(What is expected) Scan the entries below for the word "responders". Copy each line that has it.

*** Opening of Data for this task ***

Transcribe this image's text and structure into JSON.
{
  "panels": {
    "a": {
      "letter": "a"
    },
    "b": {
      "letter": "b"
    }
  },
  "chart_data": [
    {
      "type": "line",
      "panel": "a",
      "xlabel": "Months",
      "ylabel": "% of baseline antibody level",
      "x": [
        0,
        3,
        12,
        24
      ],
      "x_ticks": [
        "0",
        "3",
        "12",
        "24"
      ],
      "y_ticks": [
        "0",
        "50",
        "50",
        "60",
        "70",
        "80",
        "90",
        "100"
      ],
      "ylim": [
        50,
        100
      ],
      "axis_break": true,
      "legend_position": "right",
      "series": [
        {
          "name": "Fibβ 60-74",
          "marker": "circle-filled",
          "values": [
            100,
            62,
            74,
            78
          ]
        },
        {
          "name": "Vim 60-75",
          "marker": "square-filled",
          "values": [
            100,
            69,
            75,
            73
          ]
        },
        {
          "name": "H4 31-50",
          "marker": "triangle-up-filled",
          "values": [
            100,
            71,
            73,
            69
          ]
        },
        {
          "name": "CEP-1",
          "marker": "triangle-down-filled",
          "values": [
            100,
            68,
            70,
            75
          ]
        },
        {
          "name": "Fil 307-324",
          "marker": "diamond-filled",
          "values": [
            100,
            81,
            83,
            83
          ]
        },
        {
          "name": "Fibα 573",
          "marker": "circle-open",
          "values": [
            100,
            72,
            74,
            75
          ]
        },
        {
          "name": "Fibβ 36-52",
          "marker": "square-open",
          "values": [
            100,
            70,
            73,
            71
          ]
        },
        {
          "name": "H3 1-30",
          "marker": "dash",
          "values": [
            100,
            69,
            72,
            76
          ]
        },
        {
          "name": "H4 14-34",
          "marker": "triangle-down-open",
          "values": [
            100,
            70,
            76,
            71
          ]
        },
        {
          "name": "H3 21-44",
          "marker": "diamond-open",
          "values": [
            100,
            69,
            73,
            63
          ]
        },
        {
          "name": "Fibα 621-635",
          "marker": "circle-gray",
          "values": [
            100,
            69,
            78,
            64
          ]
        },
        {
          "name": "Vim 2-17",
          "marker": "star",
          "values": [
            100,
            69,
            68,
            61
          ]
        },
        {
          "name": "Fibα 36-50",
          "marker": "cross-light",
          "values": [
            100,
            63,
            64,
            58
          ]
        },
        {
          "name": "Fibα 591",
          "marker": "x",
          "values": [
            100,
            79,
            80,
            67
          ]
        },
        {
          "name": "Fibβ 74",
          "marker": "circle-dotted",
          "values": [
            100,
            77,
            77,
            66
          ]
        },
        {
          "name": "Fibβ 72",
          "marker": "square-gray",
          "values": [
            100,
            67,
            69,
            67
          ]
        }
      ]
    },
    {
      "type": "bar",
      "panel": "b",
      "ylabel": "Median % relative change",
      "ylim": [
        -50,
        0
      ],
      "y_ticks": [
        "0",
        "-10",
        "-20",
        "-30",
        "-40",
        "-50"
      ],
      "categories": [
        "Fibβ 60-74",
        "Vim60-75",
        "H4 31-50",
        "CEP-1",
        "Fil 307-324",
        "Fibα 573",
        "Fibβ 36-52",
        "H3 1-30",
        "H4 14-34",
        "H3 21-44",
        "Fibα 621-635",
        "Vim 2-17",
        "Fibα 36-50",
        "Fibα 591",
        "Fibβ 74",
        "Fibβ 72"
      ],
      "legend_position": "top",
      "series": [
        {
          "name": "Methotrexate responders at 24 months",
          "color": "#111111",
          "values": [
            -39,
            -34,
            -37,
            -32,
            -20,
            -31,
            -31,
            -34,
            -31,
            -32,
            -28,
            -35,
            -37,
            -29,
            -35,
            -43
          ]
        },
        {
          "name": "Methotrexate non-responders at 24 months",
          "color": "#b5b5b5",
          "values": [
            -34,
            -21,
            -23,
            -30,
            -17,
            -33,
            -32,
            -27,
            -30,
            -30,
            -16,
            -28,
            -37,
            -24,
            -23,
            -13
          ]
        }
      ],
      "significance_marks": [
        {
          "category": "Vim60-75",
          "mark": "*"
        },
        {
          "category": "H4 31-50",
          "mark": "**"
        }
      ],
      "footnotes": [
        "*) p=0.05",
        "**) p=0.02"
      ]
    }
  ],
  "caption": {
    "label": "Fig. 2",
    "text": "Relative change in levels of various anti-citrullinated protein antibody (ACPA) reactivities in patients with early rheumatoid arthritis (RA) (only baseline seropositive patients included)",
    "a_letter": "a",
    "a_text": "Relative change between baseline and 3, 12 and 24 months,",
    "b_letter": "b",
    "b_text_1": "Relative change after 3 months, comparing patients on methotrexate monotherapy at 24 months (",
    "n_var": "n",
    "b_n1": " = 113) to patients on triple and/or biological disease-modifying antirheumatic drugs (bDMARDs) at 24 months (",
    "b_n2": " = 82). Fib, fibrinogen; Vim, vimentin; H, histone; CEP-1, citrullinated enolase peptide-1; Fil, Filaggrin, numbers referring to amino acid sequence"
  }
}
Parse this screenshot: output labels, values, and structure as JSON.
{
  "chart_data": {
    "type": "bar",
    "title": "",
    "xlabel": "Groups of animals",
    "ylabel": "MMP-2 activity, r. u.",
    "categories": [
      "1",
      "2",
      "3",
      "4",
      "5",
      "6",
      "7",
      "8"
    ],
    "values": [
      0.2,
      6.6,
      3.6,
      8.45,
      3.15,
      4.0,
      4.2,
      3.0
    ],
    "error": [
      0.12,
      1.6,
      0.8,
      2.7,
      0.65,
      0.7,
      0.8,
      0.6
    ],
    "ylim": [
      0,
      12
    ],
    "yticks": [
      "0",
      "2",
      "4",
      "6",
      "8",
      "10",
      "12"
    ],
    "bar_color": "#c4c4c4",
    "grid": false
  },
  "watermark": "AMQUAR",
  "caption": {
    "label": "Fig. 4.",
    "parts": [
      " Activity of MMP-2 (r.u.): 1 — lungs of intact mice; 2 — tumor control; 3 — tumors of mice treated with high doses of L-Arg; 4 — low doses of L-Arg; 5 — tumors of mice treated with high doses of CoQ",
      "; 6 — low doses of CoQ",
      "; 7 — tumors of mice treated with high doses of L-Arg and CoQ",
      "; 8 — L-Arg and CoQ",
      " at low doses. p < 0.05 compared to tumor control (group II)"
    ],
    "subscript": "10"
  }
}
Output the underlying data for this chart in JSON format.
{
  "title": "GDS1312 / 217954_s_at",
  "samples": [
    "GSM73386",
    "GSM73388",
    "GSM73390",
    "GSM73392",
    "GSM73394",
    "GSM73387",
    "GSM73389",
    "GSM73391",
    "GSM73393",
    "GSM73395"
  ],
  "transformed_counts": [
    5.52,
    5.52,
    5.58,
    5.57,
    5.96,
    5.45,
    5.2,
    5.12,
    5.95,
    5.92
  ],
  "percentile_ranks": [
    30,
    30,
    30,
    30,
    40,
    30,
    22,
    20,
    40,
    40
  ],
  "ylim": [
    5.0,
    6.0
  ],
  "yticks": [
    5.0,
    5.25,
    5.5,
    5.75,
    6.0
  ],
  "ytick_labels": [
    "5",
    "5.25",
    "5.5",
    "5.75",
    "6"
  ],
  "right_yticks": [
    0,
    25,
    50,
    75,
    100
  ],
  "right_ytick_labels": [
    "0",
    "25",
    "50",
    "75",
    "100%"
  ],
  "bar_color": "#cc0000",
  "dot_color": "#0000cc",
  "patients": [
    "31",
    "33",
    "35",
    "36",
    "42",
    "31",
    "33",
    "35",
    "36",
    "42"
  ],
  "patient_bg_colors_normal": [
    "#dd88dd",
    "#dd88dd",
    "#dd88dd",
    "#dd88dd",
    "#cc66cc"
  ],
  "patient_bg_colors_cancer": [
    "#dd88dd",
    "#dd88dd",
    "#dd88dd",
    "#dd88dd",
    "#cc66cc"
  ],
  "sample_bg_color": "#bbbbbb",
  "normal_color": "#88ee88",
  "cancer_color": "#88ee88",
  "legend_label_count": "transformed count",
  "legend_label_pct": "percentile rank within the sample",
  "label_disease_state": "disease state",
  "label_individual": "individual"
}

*** Close of Data for this task ***

(Exercise output)
          "name": "Methotrexate responders at 24 months",
          "name": "Methotrexate non-responders at 24 months",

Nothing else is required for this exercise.